# Your objective
Transcribe every line of the records verbatim.

# Material
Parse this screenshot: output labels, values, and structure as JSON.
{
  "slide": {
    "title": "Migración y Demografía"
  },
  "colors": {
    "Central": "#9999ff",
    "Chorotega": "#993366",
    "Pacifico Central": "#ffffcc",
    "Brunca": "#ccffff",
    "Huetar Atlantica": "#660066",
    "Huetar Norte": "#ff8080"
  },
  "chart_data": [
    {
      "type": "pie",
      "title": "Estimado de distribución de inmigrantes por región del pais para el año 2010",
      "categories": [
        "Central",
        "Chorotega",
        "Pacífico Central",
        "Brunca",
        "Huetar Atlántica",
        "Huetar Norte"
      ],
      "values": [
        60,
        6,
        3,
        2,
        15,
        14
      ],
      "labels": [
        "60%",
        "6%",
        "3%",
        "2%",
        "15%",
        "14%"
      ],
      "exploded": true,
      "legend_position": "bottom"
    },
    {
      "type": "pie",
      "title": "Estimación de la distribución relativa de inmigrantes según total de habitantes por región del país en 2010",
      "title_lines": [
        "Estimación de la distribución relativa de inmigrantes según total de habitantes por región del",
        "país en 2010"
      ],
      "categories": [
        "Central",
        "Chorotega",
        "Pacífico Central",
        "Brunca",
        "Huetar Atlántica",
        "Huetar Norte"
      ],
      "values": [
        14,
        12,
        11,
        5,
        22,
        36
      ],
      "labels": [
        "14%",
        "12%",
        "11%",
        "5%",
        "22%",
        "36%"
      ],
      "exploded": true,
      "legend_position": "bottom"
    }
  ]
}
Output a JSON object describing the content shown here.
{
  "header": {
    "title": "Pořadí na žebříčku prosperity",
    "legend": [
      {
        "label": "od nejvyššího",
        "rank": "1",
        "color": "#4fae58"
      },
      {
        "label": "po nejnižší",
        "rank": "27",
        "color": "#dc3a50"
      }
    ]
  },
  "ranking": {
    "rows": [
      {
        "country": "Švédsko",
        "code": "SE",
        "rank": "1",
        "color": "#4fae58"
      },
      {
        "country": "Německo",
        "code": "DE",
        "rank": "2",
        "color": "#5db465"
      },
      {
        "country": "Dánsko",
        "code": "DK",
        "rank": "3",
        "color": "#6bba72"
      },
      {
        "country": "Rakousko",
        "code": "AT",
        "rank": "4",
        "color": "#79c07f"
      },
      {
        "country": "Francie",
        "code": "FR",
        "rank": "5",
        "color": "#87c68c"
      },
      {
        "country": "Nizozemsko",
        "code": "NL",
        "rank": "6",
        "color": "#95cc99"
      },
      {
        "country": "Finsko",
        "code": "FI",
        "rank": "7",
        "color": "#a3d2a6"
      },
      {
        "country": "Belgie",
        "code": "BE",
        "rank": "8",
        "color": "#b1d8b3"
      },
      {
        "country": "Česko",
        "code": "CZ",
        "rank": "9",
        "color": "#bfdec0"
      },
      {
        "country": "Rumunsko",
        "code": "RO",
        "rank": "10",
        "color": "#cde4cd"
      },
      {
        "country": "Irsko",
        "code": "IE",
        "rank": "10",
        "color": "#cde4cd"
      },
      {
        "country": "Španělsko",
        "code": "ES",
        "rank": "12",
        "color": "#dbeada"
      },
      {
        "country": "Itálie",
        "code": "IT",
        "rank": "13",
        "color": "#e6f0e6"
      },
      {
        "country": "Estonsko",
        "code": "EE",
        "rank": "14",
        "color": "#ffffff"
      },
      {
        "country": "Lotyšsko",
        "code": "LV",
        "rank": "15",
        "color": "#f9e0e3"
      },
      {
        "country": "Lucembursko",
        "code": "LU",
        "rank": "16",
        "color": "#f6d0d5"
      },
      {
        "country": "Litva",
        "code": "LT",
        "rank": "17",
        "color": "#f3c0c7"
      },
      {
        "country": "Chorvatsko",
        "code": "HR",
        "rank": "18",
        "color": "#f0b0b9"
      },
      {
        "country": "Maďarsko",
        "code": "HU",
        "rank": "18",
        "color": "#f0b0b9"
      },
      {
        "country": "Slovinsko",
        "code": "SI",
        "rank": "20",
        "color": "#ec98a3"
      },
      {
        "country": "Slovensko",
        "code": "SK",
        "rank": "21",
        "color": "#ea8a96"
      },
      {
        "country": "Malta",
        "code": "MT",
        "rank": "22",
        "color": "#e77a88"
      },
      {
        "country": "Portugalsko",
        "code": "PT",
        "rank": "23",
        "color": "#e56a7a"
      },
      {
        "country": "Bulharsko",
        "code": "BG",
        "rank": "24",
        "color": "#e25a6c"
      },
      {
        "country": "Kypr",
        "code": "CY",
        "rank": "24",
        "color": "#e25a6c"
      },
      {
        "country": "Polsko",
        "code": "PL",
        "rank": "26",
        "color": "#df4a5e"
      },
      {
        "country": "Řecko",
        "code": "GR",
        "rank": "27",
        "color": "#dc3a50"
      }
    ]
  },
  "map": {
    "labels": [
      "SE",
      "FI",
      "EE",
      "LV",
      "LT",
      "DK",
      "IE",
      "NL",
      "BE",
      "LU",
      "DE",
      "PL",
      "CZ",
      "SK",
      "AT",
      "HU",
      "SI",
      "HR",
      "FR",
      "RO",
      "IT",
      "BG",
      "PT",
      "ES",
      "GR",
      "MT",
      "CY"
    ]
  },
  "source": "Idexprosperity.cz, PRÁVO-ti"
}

# Reply to the task
Parse this screenshot: output labels, values, and structure as JSON.
{
  "slide": {
    "title": "Migración y Demografía"
  },
  "colors": {
    "Central": "#9999ff",
    "Chorotega": "#993366",
    "Pacifico Central": "#ffffcc",
    "Brunca": "#ccffff",
    "Huetar Atlantica": "#660066",
    "Huetar Norte": "#ff8080"
  },
  "chart_data": [
    {
      "type": "pie",
      "title": "Estimado de distribución de inmigrantes por región del pais para el año 2010",
      "categories": [
        "Central",
        "Chorotega",
        "Pacífico Central",
        "Brunca",
        "Huetar Atlántica",
        "Huetar Norte"
      ],
      "values": [
        60,
        6,
        3,
        2,
        15,
        14
      ],
      "labels": [
        "60%",
        "6%",
        "3%",
        "2%",
        "15%",
        "14%"
      ],
      "exploded": true,
      "legend_position": "bottom"
    },
    {
      "type": "pie",
      "title": "Estimación de la distribución relativa de inmigrantes según total de habitantes por región del país en 2010",
      "title_lines": [
        "Estimación de la distribución relativa de inmigrantes según total de habitantes por región del",
        "país en 2010"
      ],
      "categories": [
        "Central",
        "Chorotega",
        "Pacífico Central",
        "Brunca",
        "Huetar Atlántica",
        "Huetar Norte"
      ],
      "values": [
        14,
        12,
        11,
        5,
        22,
        36
      ],
      "labels": [
        "14%",
        "12%",
        "11%",
        "5%",
        "22%",
        "36%"
      ],
      "exploded": true,
      "legend_position": "bottom"
    }
  ]
}
Output a JSON object describing the content shown here.
{
  "header": {
    "title": "Pořadí na žebříčku prosperity",
    "legend": [
      {
        "label": "od nejvyššího",
        "rank": "1",
        "color": "#4fae58"
      },
      {
        "label": "po nejnižší",
        "rank": "27",
        "color": "#dc3a50"
      }
    ]
  },
  "ranking": {
    "rows": [
      {
        "country": "Švédsko",
        "code": "SE",
        "rank": "1",
        "color": "#4fae58"
      },
      {
        "country": "Německo",
        "code": "DE",
        "rank": "2",
        "color": "#5db465"
      },
      {
        "country": "Dánsko",
        "code": "DK",
        "rank": "3",
        "color": "#6bba72"
      },
      {
        "country": "Rakousko",
        "code": "AT",
        "rank": "4",
        "color": "#79c07f"
      },
      {
        "country": "Francie",
        "code": "FR",
        "rank": "5",
        "color": "#87c68c"
      },
      {
        "country": "Nizozemsko",
        "code": "NL",
        "rank": "6",
        "color": "#95cc99"
      },
      {
        "country": "Finsko",
        "code": "FI",
        "rank": "7",
        "color": "#a3d2a6"
      },
      {
        "country": "Belgie",
        "code": "BE",
        "rank": "8",
        "color": "#b1d8b3"
      },
      {
        "country": "Česko",
        "code": "CZ",
        "rank": "9",
        "color": "#bfdec0"
      },
      {
        "country": "Rumunsko",
        "code": "RO",
        "rank": "10",
        "color": "#cde4cd"
      },
      {
        "country": "Irsko",
        "code": "IE",
        "rank": "10",
        "color": "#cde4cd"
      },
      {
        "country": "Španělsko",
        "code": "ES",
        "rank": "12",
        "color": "#dbeada"
      },
      {
        "country": "Itálie",
        "code": "IT",
        "rank": "13",
        "color": "#e6f0e6"
      },
      {
        "country": "Estonsko",
        "code": "EE",
        "rank": "14",
        "color": "#ffffff"
      },
      {
        "country": "Lotyšsko",
        "code": "LV",
        "rank": "15",
        "color": "#f9e0e3"
      },
      {
        "country": "Lucembursko",
        "code": "LU",
        "rank": "16",
        "color": "#f6d0d5"
      },
      {
        "country": "Litva",
        "code": "LT",
        "rank": "17",
        "color": "#f3c0c7"
      },
      {
        "country": "Chorvatsko",
        "code": "HR",
        "rank": "18",
        "color": "#f0b0b9"
      },
      {
        "country": "Maďarsko",
        "code": "HU",
        "rank": "18",
        "color": "#f0b0b9"
      },
      {
        "country": "Slovinsko",
        "code": "SI",
        "rank": "20",
        "color": "#ec98a3"
      },
      {
        "country": "Slovensko",
        "code": "SK",
        "rank": "21",
        "color": "#ea8a96"
      },
      {
        "country": "Malta",
        "code": "MT",
        "rank": "22",
        "color": "#e77a88"
      },
      {
        "country": "Portugalsko",
        "code": "PT",
        "rank": "23",
        "color": "#e56a7a"
      },
      {
        "country": "Bulharsko",
        "code": "BG",
        "rank": "24",
        "color": "#e25a6c"
      },
      {
        "country": "Kypr",
        "code": "CY",
        "rank": "24",
        "color": "#e25a6c"
      },
      {
        "country": "Polsko",
        "code": "PL",
        "rank": "26",
        "color": "#df4a5e"
      },
      {
        "country": "Řecko",
        "code": "GR",
        "rank": "27",
        "color": "#dc3a50"
      }
    ]
  },
  "map": {
    "labels": [
      "SE",
      "FI",
      "EE",
      "LV",
      "LT",
      "DK",
      "IE",
      "NL",
      "BE",
      "LU",
      "DE",
      "PL",
      "CZ",
      "SK",
      "AT",
      "HU",
      "SI",
      "HR",
      "FR",
      "RO",
      "IT",
      "BG",
      "PT",
      "ES",
      "GR",
      "MT",
      "CY"
    ]
  },
  "source": "Idexprosperity.cz, PRÁVO-ti"
}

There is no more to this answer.